• [What you are asked to do]: Retype everything in the listing, leaving each line exactly as it is.

• [Dataset excerpt]:

········

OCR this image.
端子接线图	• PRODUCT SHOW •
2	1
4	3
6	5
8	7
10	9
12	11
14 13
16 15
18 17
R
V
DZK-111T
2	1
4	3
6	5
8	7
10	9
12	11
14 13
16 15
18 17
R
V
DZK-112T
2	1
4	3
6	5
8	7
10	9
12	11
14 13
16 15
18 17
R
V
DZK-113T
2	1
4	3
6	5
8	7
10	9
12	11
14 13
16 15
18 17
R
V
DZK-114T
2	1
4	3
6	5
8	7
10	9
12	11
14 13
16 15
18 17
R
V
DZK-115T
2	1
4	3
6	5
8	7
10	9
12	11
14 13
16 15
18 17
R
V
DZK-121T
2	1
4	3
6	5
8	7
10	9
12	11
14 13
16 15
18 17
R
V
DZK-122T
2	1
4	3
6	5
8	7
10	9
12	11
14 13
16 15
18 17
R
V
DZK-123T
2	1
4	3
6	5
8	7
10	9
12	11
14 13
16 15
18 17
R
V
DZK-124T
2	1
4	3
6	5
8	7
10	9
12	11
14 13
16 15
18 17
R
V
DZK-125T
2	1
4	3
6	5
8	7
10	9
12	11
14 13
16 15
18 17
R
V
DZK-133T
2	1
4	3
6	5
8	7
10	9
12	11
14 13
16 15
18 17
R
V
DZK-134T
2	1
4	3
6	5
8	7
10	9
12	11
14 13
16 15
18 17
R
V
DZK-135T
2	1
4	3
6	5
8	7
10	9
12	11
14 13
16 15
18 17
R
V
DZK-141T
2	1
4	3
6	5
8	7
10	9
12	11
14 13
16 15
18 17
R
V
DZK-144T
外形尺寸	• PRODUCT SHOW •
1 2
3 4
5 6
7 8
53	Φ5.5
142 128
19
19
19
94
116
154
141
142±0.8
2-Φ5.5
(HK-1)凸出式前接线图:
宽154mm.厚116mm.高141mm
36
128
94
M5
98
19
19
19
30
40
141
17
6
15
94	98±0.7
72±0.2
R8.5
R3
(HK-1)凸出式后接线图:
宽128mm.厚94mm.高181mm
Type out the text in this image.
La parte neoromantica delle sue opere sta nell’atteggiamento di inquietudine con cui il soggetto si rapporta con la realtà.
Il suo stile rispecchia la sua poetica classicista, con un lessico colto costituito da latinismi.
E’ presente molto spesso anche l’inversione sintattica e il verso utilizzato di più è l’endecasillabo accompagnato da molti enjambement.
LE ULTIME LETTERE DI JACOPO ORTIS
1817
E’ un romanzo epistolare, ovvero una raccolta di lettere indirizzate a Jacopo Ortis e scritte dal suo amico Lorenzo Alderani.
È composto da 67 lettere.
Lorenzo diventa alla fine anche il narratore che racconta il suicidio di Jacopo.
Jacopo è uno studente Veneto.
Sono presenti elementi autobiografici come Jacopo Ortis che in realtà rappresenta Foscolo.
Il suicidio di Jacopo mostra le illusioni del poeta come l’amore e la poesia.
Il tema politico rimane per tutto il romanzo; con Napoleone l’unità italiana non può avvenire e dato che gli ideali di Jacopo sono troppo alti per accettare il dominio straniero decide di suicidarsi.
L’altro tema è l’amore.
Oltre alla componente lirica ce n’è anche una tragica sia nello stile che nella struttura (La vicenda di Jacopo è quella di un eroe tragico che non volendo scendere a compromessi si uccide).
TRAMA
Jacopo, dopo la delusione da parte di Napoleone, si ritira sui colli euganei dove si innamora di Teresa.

········

• [Exercise result]:
OCR this image.
端子接线图	• PRODUCT SHOW •
2	1
4	3
6	5
8	7
10	9
12	11
14 13
16 15
18 17
R
V
DZK-111T
2	1
4	3
6	5
8	7
10	9
12	11
14 13
16 15
18 17
R
V
DZK-112T
2	1
4	3
6	5
8	7
10	9
12	11
14 13
16 15
18 17
R
V
DZK-113T
2	1
4	3
6	5
8	7
10	9
12	11
14 13
16 15
18 17
R
V
DZK-114T
2	1
4	3
6	5
8	7
10	9
12	11
14 13
16 15
18 17
R
V
DZK-115T
2	1
4	3
6	5
8	7
10	9
12	11
14 13
16 15
18 17
R
V
DZK-121T
2	1
4	3
6	5
8	7
10	9
12	11
14 13
16 15
18 17
R
V
DZK-122T
2	1
4	3
6	5
8	7
10	9
12	11
14 13
16 15
18 17
R
V
DZK-123T
2	1
4	3
6	5
8	7
10	9
12	11
14 13
16 15
18 17
R
V
DZK-124T
2	1
4	3
6	5
8	7
10	9
12	11
14 13
16 15
18 17
R
V
DZK-125T
2	1
4	3
6	5
8	7
10	9
12	11
14 13
16 15
18 17
R
V
DZK-133T
2	1
4	3
6	5
8	7
10	9
12	11
14 13
16 15
18 17
R
V
DZK-134T
2	1
4	3
6	5
8	7
10	9
12	11
14 13
16 15
18 17
R
V
DZK-135T
2	1
4	3
6	5
8	7
10	9
12	11
14 13
16 15
18 17
R
V
DZK-141T
2	1
4	3
6	5
8	7
10	9
12	11
14 13
16 15
18 17
R
V
DZK-144T
外形尺寸	• PRODUCT SHOW •
1 2
3 4
5 6
7 8
53	Φ5.5
142 128
19
19
19
94
116
154
141
142±0.8
2-Φ5.5
(HK-1)凸出式前接线图:
宽154mm.厚116mm.高141mm
36
128
94
M5
98
19
19
19
30
40
141
17
6
15
94	98±0.7
72±0.2
R8.5
R3
(HK-1)凸出式后接线图:
宽128mm.厚94mm.高181mm
Type out the text in this image.
La parte neoromantica delle sue opere sta nell’atteggiamento di inquietudine con cui il soggetto si rapporta con la realtà.
Il suo stile rispecchia la sua poetica classicista, con un lessico colto costituito da latinismi.
E’ presente molto spesso anche l’inversione sintattica e il verso utilizzato di più è l’endecasillabo accompagnato da molti enjambement.
LE ULTIME LETTERE DI JACOPO ORTIS
1817
E’ un romanzo epistolare, ovvero una raccolta di lettere indirizzate a Jacopo Ortis e scritte dal suo amico Lorenzo Alderani.
È composto da 67 lettere.
Lorenzo diventa alla fine anche il narratore che racconta il suicidio di Jacopo.
Jacopo è uno studente Veneto.
Sono presenti elementi autobiografici come Jacopo Ortis che in realtà rappresenta Foscolo.
Il suicidio di Jacopo mostra le illusioni del poeta come l’amore e la poesia.
Il tema politico rimane per tutto il romanzo; con Napoleone l’unità italiana non può avvenire e dato che gli ideali di Jacopo sono troppo alti per accettare il dominio straniero decide di suicidarsi.
L’altro tema è l’amore.
Oltre alla componente lirica ce n’è anche una tragica sia nello stile che nella struttura (La vicenda di Jacopo è quella di un eroe tragico che non volendo scendere a compromessi si uccide).
TRAMA
Jacopo, dopo la delusione da parte di Napoleone, si ritira sui colli euganei dove si innamora di Teresa.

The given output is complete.